--- Required work ---
Determine how many lines hold "toutes" and give only that number.

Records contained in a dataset
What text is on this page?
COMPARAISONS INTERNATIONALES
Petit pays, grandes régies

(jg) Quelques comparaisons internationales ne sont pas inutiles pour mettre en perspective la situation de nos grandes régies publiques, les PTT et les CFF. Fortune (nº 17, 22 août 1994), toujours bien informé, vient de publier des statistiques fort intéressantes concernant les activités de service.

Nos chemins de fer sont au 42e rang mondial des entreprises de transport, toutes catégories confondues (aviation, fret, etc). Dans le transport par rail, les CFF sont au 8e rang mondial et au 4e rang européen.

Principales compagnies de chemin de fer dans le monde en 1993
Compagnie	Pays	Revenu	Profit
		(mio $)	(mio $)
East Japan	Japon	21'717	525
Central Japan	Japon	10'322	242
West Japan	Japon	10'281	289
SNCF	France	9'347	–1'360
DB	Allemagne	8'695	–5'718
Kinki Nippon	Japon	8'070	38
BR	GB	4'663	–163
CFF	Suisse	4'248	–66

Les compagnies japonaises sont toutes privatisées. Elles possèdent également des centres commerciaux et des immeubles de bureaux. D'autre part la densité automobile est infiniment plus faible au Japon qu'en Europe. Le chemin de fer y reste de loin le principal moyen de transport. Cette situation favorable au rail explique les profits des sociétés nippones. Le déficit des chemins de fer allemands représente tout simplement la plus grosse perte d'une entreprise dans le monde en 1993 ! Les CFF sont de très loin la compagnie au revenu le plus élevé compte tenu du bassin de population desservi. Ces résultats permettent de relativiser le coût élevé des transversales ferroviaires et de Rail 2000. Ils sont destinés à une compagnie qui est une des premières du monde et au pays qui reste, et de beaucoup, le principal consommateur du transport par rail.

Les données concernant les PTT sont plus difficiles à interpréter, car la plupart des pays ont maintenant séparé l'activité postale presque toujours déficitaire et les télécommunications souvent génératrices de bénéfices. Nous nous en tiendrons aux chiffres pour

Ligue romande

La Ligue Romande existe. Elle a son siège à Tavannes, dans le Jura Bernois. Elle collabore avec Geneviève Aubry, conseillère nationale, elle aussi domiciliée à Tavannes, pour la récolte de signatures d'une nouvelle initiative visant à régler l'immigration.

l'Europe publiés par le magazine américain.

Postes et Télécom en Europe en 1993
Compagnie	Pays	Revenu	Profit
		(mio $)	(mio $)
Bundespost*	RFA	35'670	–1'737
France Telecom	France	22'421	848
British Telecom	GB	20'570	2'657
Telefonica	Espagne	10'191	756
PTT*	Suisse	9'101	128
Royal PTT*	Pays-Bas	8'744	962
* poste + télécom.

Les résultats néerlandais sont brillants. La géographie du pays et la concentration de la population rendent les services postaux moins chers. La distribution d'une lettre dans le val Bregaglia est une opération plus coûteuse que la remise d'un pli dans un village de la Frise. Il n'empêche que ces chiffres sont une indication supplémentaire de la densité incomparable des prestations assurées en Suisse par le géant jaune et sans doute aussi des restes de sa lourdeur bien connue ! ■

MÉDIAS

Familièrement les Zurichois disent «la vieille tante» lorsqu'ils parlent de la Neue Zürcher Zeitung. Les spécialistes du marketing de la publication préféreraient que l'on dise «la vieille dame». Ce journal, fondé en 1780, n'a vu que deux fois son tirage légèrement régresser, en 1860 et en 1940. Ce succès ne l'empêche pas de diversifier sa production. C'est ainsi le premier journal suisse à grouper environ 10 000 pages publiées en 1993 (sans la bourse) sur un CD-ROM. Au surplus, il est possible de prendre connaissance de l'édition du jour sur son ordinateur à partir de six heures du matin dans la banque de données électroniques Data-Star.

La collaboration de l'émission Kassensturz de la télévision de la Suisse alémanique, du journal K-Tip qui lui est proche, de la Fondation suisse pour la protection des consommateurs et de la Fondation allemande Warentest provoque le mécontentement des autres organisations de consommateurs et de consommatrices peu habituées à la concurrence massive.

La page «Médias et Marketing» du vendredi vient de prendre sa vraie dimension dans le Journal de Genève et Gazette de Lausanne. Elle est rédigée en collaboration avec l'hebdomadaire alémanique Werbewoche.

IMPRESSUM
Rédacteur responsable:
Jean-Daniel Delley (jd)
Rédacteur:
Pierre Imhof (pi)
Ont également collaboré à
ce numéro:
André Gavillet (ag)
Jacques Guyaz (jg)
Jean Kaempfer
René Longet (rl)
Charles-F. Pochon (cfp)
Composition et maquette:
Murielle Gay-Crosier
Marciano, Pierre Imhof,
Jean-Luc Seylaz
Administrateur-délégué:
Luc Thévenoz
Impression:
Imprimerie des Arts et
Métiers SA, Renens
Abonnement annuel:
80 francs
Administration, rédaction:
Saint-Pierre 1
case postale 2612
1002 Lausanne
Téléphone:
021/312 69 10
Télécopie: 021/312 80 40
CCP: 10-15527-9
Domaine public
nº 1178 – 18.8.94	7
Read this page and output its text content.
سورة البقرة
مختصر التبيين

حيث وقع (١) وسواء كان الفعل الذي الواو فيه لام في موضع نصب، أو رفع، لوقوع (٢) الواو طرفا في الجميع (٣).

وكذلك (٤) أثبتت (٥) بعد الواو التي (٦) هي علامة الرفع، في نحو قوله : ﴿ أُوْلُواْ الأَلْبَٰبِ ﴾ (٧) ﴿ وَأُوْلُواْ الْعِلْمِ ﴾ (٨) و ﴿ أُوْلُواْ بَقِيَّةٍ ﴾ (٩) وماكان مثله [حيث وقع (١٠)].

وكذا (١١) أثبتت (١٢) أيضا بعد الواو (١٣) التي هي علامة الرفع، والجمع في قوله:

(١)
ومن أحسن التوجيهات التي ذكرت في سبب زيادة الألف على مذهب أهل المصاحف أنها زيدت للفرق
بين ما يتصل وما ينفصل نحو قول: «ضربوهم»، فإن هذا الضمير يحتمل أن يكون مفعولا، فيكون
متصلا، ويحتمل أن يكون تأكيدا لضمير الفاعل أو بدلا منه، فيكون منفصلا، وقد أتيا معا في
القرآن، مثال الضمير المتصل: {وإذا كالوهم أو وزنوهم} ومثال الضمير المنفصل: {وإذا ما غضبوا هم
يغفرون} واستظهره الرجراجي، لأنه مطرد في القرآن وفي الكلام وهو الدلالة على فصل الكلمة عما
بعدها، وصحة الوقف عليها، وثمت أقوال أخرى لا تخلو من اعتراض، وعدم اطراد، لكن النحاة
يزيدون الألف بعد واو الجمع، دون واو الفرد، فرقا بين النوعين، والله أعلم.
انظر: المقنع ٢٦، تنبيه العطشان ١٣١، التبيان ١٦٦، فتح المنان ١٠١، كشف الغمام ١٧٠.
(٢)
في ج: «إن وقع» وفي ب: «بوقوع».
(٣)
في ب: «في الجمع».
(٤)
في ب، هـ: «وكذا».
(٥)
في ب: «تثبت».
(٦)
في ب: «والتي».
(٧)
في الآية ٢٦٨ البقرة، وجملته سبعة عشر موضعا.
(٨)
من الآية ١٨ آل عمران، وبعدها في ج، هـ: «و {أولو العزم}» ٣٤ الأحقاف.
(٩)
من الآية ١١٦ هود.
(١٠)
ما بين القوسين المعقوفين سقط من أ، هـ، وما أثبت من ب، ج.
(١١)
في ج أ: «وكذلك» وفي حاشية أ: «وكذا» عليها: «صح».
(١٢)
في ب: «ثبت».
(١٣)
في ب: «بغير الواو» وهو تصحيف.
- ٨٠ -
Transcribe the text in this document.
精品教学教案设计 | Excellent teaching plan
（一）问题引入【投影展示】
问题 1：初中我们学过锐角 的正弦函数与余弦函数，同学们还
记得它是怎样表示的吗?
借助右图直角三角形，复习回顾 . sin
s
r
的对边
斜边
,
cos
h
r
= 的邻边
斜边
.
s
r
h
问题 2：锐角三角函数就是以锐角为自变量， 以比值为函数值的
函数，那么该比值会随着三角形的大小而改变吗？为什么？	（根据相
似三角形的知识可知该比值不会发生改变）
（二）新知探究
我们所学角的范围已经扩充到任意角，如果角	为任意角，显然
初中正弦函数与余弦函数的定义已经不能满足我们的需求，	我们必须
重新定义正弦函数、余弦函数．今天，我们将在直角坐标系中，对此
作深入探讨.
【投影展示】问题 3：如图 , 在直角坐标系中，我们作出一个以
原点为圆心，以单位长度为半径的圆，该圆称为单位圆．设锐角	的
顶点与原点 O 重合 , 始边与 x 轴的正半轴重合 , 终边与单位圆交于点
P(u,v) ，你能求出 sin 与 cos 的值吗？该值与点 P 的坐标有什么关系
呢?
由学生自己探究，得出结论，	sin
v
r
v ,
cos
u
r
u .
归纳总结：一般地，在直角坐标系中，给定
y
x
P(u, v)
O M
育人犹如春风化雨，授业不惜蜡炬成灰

--- Final result ---
2